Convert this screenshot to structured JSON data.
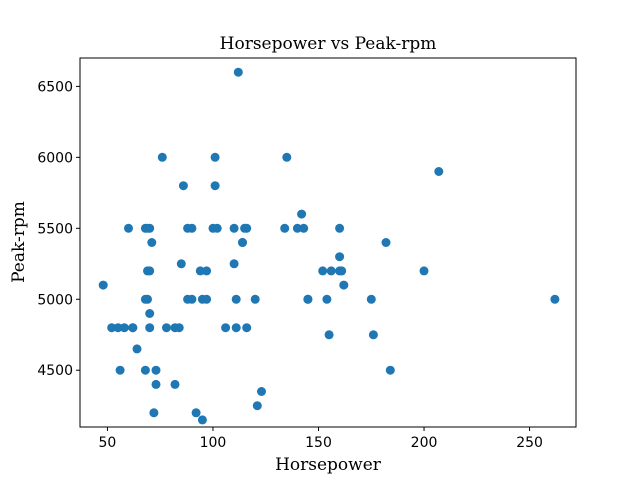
{
  "chart_data": {
    "type": "scatter",
    "title": "Horsepower vs Peak-rpm",
    "xlabel": "Horsepower",
    "ylabel": "Peak-rpm",
    "xlim": [
      37,
      272
    ],
    "ylim": [
      4100,
      6700
    ],
    "xticks": [
      50,
      100,
      150,
      200,
      250
    ],
    "yticks": [
      4500,
      5000,
      5500,
      6000,
      6500
    ],
    "grid": false,
    "color": "#1f77b4",
    "points": [
      [
        48,
        5100
      ],
      [
        52,
        4800
      ],
      [
        55,
        4800
      ],
      [
        56,
        4500
      ],
      [
        58,
        4800
      ],
      [
        60,
        5500
      ],
      [
        62,
        4800
      ],
      [
        62,
        4800
      ],
      [
        64,
        4650
      ],
      [
        68,
        5500
      ],
      [
        69,
        5500
      ],
      [
        69,
        5200
      ],
      [
        70,
        5500
      ],
      [
        70,
        5200
      ],
      [
        69,
        5000
      ],
      [
        68,
        5000
      ],
      [
        68,
        4500
      ],
      [
        70,
        4900
      ],
      [
        70,
        4800
      ],
      [
        71,
        5400
      ],
      [
        72,
        4200
      ],
      [
        73,
        4500
      ],
      [
        73,
        4400
      ],
      [
        76,
        6000
      ],
      [
        78,
        4800
      ],
      [
        82,
        4400
      ],
      [
        82,
        4800
      ],
      [
        84,
        4800
      ],
      [
        85,
        5250
      ],
      [
        86,
        5800
      ],
      [
        88,
        5000
      ],
      [
        88,
        5500
      ],
      [
        90,
        5500
      ],
      [
        90,
        5000
      ],
      [
        92,
        4200
      ],
      [
        94,
        5200
      ],
      [
        95,
        5000
      ],
      [
        95,
        4150
      ],
      [
        97,
        5200
      ],
      [
        97,
        5000
      ],
      [
        100,
        5500
      ],
      [
        101,
        6000
      ],
      [
        101,
        5800
      ],
      [
        102,
        5500
      ],
      [
        106,
        4800
      ],
      [
        110,
        5500
      ],
      [
        110,
        5250
      ],
      [
        111,
        5000
      ],
      [
        111,
        4800
      ],
      [
        112,
        6600
      ],
      [
        114,
        5400
      ],
      [
        114,
        5400
      ],
      [
        115,
        5500
      ],
      [
        116,
        4800
      ],
      [
        116,
        5500
      ],
      [
        120,
        5000
      ],
      [
        121,
        4250
      ],
      [
        123,
        4350
      ],
      [
        134,
        5500
      ],
      [
        135,
        6000
      ],
      [
        140,
        5500
      ],
      [
        142,
        5600
      ],
      [
        143,
        5500
      ],
      [
        145,
        5000
      ],
      [
        145,
        5000
      ],
      [
        152,
        5200
      ],
      [
        154,
        5000
      ],
      [
        155,
        4750
      ],
      [
        156,
        5200
      ],
      [
        160,
        5300
      ],
      [
        160,
        5500
      ],
      [
        160,
        5200
      ],
      [
        161,
        5200
      ],
      [
        162,
        5100
      ],
      [
        175,
        5000
      ],
      [
        176,
        4750
      ],
      [
        182,
        5400
      ],
      [
        184,
        4500
      ],
      [
        200,
        5200
      ],
      [
        207,
        5900
      ],
      [
        262,
        5000
      ]
    ]
  }
}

•••

All records should be output exactly, with the pictures left out.

Convert this screenshot to structured JSON data.
{
  "chart_data": {
    "type": "scatter",
    "title": "Horsepower vs Peak-rpm",
    "xlabel": "Horsepower",
    "ylabel": "Peak-rpm",
    "xlim": [
      37,
      272
    ],
    "ylim": [
      4100,
      6700
    ],
    "xticks": [
      50,
      100,
      150,
      200,
      250
    ],
    "yticks": [
      4500,
      5000,
      5500,
      6000,
      6500
    ],
    "grid": false,
    "color": "#1f77b4",
    "points": [
      [
        48,
        5100
      ],
      [
        52,
        4800
      ],
      [
        55,
        4800
      ],
      [
        56,
        4500
      ],
      [
        58,
        4800
      ],
      [
        60,
        5500
      ],
      [
        62,
        4800
      ],
      [
        62,
        4800
      ],
      [
        64,
        4650
      ],
      [
        68,
        5500
      ],
      [
        69,
        5500
      ],
      [
        69,
        5200
      ],
      [
        70,
        5500
      ],
      [
        70,
        5200
      ],
      [
        69,
        5000
      ],
      [
        68,
        5000
      ],
      [
        68,
        4500
      ],
      [
        70,
        4900
      ],
      [
        70,
        4800
      ],
      [
        71,
        5400
      ],
      [
        72,
        4200
      ],
      [
        73,
        4500
      ],
      [
        73,
        4400
      ],
      [
        76,
        6000
      ],
      [
        78,
        4800
      ],
      [
        82,
        4400
      ],
      [
        82,
        4800
      ],
      [
        84,
        4800
      ],
      [
        85,
        5250
      ],
      [
        86,
        5800
      ],
      [
        88,
        5000
      ],
      [
        88,
        5500
      ],
      [
        90,
        5500
      ],
      [
        90,
        5000
      ],
      [
        92,
        4200
      ],
      [
        94,
        5200
      ],
      [
        95,
        5000
      ],
      [
        95,
        4150
      ],
      [
        97,
        5200
      ],
      [
        97,
        5000
      ],
      [
        100,
        5500
      ],
      [
        101,
        6000
      ],
      [
        101,
        5800
      ],
      [
        102,
        5500
      ],
      [
        106,
        4800
      ],
      [
        110,
        5500
      ],
      [
        110,
        5250
      ],
      [
        111,
        5000
      ],
      [
        111,
        4800
      ],
      [
        112,
        6600
      ],
      [
        114,
        5400
      ],
      [
        114,
        5400
      ],
      [
        115,
        5500
      ],
      [
        116,
        4800
      ],
      [
        116,
        5500
      ],
      [
        120,
        5000
      ],
      [
        121,
        4250
      ],
      [
        123,
        4350
      ],
      [
        134,
        5500
      ],
      [
        135,
        6000
      ],
      [
        140,
        5500
      ],
      [
        142,
        5600
      ],
      [
        143,
        5500
      ],
      [
        145,
        5000
      ],
      [
        145,
        5000
      ],
      [
        152,
        5200
      ],
      [
        154,
        5000
      ],
      [
        155,
        4750
      ],
      [
        156,
        5200
      ],
      [
        160,
        5300
      ],
      [
        160,
        5500
      ],
      [
        160,
        5200
      ],
      [
        161,
        5200
      ],
      [
        162,
        5100
      ],
      [
        175,
        5000
      ],
      [
        176,
        4750
      ],
      [
        182,
        5400
      ],
      [
        184,
        4500
      ],
      [
        200,
        5200
      ],
      [
        207,
        5900
      ],
      [
        262,
        5000
      ]
    ]
  }
}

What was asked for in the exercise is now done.